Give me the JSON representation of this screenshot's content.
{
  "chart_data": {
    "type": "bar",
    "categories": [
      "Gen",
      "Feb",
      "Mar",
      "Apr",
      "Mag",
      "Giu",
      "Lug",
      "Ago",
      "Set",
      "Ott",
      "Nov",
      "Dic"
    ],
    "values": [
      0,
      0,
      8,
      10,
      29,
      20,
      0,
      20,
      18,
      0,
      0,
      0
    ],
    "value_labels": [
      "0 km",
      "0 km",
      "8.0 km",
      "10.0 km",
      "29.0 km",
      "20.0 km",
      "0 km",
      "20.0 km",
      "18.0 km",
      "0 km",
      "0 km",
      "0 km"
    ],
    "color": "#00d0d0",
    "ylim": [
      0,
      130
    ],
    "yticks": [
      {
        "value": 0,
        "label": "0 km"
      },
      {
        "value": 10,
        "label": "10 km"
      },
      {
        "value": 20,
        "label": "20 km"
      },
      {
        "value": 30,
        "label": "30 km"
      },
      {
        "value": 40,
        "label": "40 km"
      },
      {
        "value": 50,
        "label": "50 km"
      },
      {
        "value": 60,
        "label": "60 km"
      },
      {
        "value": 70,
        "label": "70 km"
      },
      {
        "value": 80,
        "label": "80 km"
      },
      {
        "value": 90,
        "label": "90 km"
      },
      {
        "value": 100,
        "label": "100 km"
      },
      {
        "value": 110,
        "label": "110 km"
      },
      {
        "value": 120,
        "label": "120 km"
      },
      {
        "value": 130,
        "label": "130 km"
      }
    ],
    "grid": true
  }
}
++++
### Brief
Restate each entry exactly, skipping none.

### The solution
Give me the JSON representation of this screenshot's content.
{
  "chart_data": {
    "type": "bar",
    "categories": [
      "Gen",
      "Feb",
      "Mar",
      "Apr",
      "Mag",
      "Giu",
      "Lug",
      "Ago",
      "Set",
      "Ott",
      "Nov",
      "Dic"
    ],
    "values": [
      0,
      0,
      8,
      10,
      29,
      20,
      0,
      20,
      18,
      0,
      0,
      0
    ],
    "value_labels": [
      "0 km",
      "0 km",
      "8.0 km",
      "10.0 km",
      "29.0 km",
      "20.0 km",
      "0 km",
      "20.0 km",
      "18.0 km",
      "0 km",
      "0 km",
      "0 km"
    ],
    "color": "#00d0d0",
    "ylim": [
      0,
      130
    ],
    "yticks": [
      {
        "value": 0,
        "label": "0 km"
      },
      {
        "value": 10,
        "label": "10 km"
      },
      {
        "value": 20,
        "label": "20 km"
      },
      {
        "value": 30,
        "label": "30 km"
      },
      {
        "value": 40,
        "label": "40 km"
      },
      {
        "value": 50,
        "label": "50 km"
      },
      {
        "value": 60,
        "label": "60 km"
      },
      {
        "value": 70,
        "label": "70 km"
      },
      {
        "value": 80,
        "label": "80 km"
      },
      {
        "value": 90,
        "label": "90 km"
      },
      {
        "value": 100,
        "label": "100 km"
      },
      {
        "value": 110,
        "label": "110 km"
      },
      {
        "value": 120,
        "label": "120 km"
      },
      {
        "value": 130,
        "label": "130 km"
      }
    ],
    "grid": true
  }
}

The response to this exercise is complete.